Directions for this task
How many lines in this data contain the string "الوليد"? Reply with the number only.

(Saved entries)
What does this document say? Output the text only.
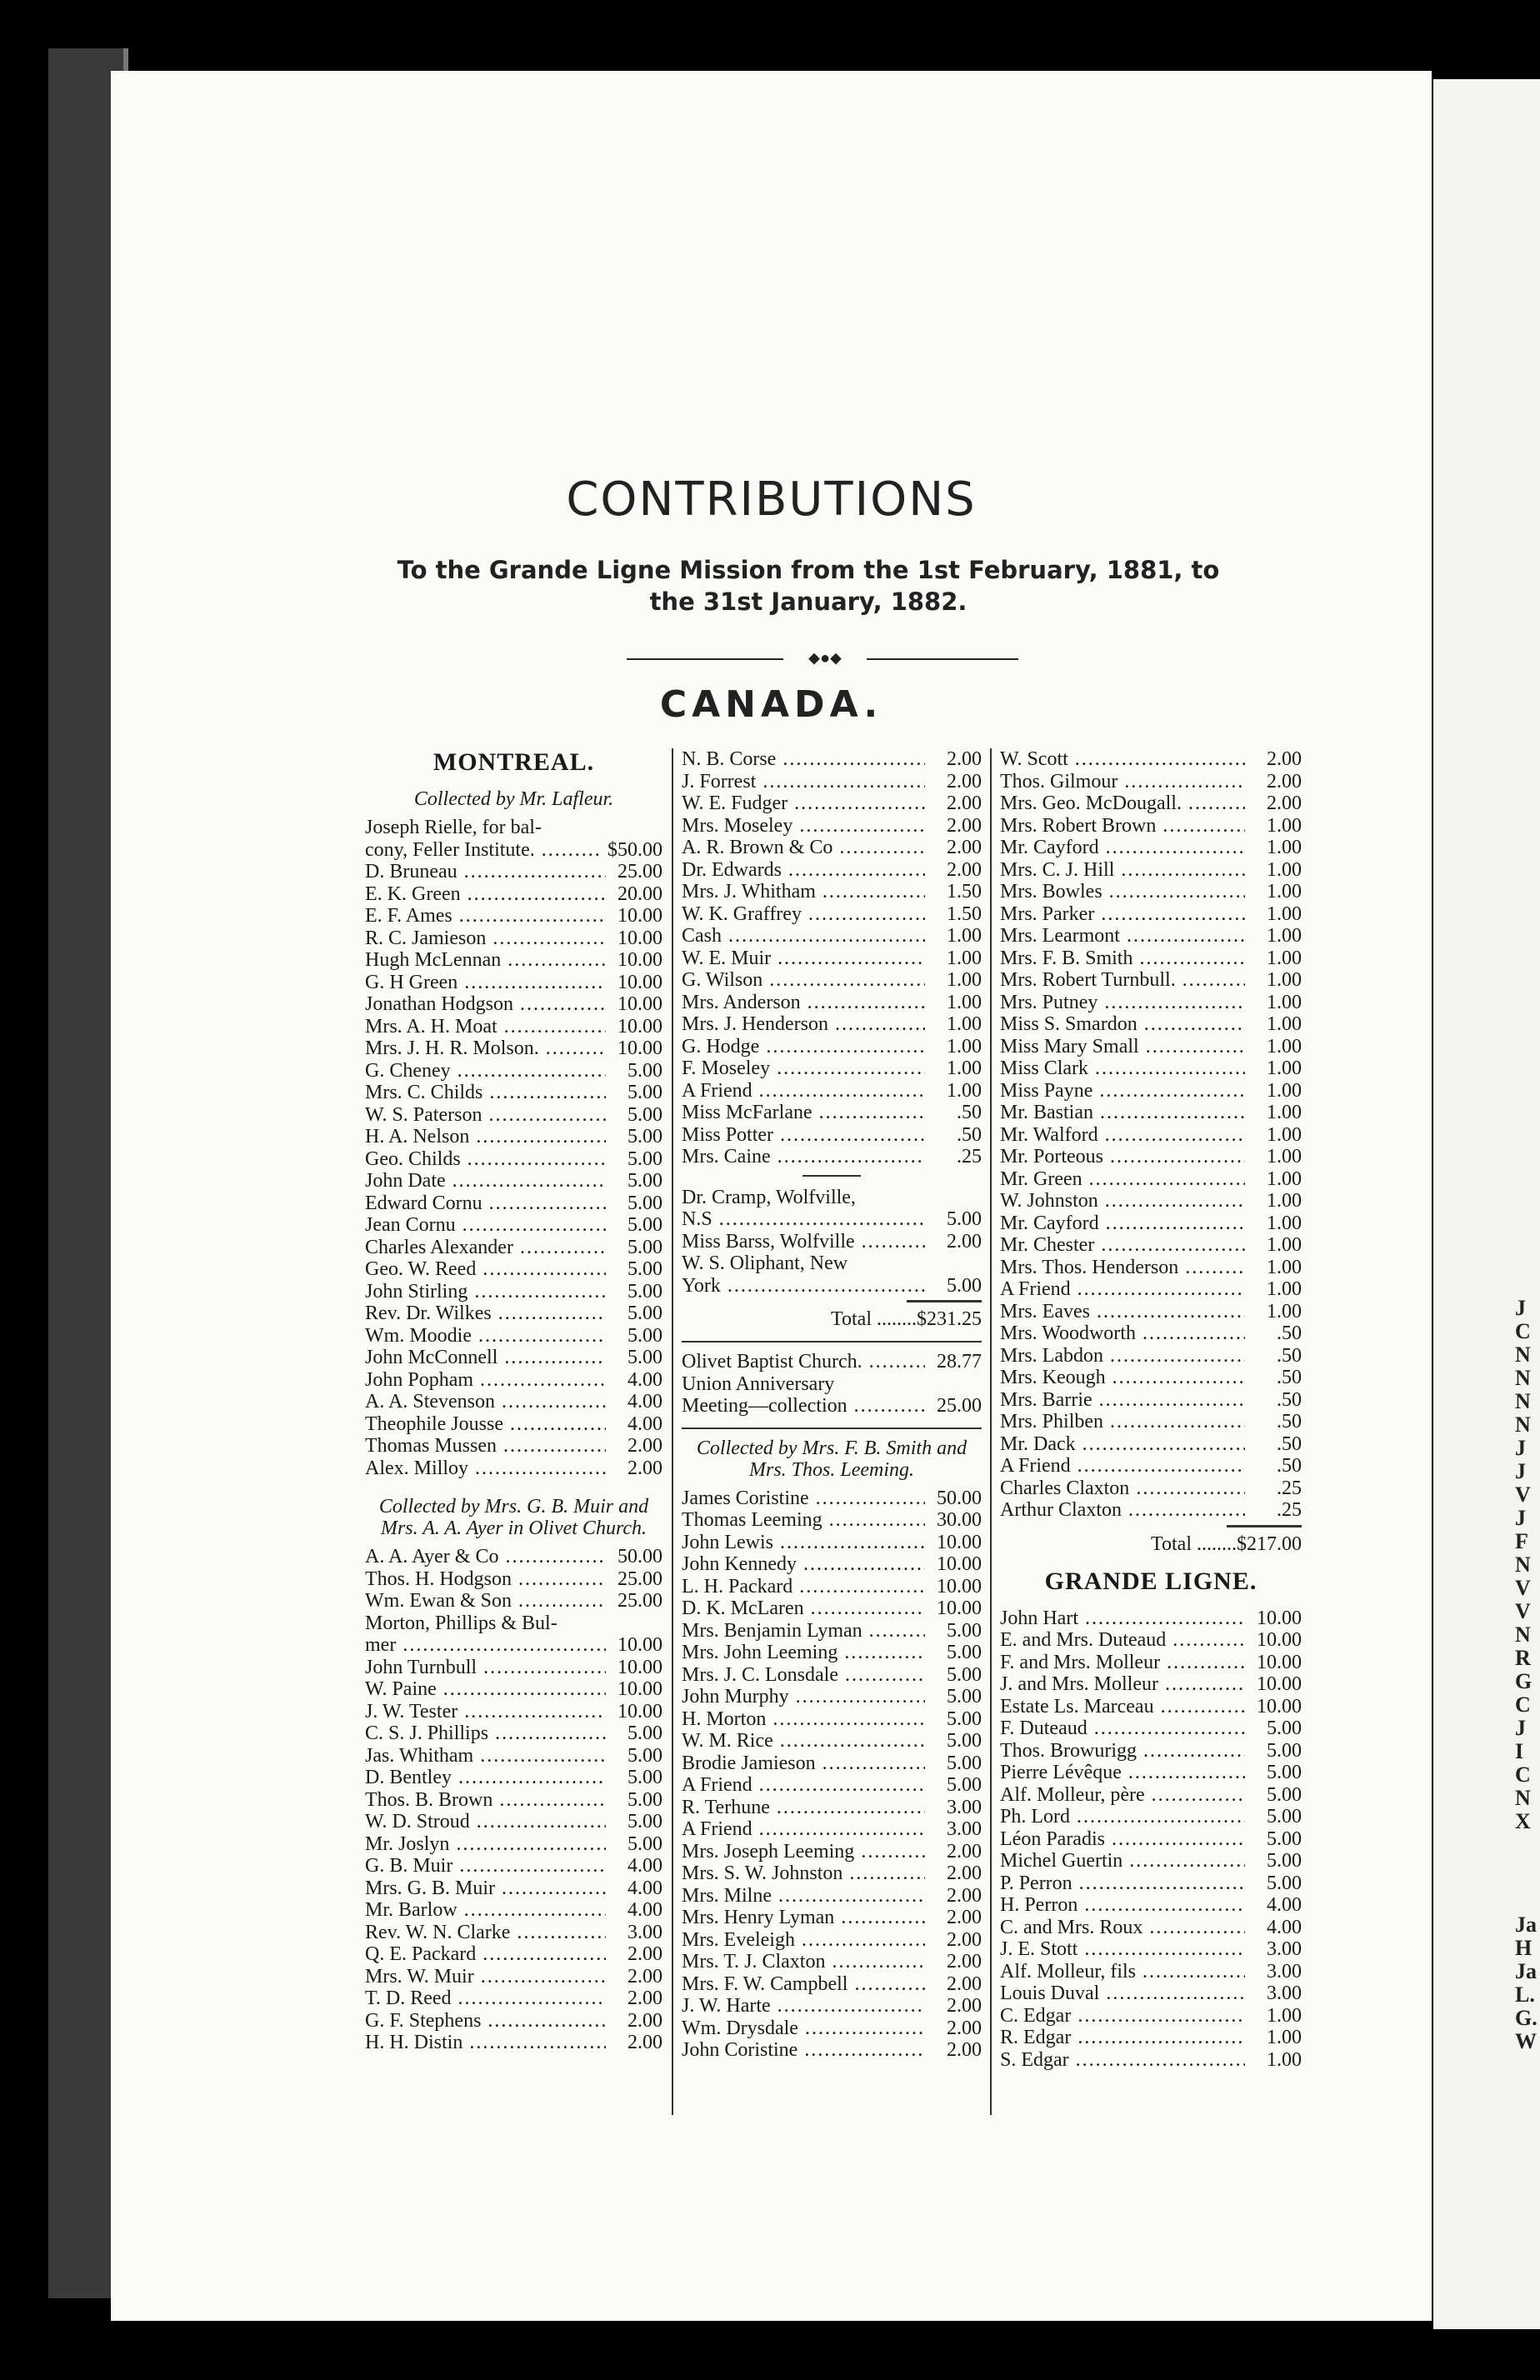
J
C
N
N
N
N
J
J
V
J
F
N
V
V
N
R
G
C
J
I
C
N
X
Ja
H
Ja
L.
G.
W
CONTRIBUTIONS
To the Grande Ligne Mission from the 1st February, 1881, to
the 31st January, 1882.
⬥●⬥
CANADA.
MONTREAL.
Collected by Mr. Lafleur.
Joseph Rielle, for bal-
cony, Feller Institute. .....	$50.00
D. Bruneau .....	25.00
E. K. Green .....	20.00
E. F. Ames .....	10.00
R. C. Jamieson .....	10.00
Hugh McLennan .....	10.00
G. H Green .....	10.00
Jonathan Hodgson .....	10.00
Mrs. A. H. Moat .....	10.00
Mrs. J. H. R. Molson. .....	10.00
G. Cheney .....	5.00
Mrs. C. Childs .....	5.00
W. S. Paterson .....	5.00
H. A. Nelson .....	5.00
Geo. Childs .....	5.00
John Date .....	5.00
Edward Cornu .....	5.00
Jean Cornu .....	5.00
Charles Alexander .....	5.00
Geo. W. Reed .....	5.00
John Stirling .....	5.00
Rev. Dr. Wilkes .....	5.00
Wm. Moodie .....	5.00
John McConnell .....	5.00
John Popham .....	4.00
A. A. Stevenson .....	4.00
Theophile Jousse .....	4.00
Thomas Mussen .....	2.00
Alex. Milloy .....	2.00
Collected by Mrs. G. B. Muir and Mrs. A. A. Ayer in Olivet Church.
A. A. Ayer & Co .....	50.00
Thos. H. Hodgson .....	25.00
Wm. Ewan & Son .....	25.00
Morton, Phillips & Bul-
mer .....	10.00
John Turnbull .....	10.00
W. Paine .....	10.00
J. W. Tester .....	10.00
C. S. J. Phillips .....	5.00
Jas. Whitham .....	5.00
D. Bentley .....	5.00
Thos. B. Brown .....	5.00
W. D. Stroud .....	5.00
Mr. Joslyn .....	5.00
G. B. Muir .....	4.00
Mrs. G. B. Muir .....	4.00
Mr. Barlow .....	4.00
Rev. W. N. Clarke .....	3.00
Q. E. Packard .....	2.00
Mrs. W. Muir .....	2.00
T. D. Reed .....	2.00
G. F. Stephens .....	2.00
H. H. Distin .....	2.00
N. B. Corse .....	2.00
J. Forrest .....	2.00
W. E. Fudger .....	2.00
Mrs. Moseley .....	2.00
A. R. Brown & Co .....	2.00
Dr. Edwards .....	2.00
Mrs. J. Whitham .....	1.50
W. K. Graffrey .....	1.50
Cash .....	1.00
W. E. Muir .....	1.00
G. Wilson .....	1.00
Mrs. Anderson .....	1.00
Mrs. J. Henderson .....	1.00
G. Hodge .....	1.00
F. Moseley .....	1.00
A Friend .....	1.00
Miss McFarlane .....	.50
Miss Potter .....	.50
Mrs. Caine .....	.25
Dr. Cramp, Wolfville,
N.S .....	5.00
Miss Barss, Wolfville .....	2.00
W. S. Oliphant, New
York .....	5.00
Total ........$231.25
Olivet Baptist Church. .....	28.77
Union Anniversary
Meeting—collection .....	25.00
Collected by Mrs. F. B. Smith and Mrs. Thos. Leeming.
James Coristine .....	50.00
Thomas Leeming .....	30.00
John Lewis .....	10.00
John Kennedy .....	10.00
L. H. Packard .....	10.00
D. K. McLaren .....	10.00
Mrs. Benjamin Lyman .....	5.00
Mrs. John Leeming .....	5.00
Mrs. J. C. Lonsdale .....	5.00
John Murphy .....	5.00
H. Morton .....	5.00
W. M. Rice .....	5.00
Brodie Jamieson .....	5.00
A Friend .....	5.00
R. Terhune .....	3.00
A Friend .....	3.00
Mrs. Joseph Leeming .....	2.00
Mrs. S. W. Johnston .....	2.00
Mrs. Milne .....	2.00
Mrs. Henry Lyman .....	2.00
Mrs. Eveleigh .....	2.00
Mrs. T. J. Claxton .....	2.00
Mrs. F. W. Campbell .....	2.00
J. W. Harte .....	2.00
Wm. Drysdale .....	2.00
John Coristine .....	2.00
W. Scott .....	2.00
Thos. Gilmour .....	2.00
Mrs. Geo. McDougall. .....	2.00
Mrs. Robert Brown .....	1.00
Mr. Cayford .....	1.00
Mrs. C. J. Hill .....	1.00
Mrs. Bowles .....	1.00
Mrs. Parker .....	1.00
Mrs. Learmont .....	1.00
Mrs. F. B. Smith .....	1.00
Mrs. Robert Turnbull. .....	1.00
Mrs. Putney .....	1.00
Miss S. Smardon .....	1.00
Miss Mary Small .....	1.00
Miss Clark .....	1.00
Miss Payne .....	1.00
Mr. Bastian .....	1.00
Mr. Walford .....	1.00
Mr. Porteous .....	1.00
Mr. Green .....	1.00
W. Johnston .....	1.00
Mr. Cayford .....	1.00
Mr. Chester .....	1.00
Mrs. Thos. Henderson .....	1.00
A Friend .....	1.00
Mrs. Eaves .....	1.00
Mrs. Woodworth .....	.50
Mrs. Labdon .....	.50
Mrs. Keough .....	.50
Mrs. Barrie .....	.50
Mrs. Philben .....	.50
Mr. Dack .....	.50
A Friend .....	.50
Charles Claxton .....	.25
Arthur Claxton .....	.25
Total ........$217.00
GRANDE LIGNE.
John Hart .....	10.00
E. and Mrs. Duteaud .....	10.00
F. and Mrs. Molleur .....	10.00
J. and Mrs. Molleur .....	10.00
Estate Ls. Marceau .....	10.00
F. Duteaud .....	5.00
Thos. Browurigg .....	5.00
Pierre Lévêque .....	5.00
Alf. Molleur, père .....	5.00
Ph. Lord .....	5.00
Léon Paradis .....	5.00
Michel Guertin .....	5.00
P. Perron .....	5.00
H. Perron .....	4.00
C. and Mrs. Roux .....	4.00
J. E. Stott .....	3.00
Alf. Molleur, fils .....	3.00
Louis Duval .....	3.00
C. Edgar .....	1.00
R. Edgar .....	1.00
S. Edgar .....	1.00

* * *

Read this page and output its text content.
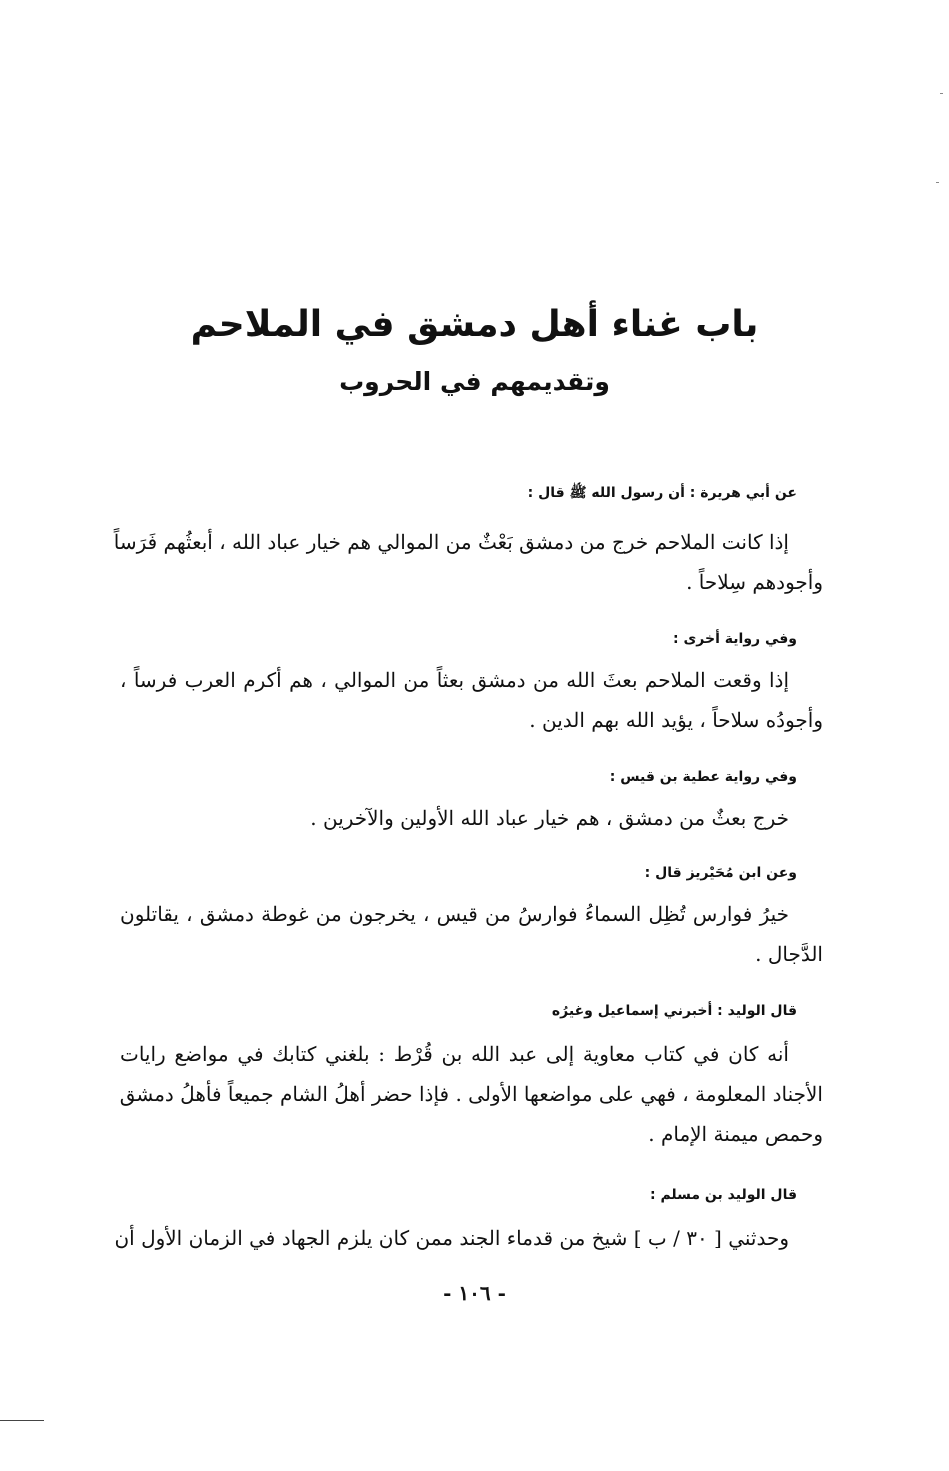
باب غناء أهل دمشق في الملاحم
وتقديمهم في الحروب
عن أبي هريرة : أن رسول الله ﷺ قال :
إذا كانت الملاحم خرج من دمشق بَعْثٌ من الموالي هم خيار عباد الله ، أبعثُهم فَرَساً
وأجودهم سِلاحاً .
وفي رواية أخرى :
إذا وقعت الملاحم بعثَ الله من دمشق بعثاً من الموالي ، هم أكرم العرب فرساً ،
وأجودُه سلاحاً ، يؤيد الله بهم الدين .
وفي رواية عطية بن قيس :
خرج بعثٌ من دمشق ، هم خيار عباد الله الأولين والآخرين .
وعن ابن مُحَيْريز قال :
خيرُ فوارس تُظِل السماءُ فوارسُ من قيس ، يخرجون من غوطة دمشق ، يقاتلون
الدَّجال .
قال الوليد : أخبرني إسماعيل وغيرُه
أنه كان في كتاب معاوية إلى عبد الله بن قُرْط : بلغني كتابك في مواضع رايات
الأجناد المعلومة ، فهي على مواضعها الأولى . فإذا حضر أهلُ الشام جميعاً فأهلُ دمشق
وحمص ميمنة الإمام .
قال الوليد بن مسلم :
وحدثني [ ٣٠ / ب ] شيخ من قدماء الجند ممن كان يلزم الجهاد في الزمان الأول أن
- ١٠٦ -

The output
2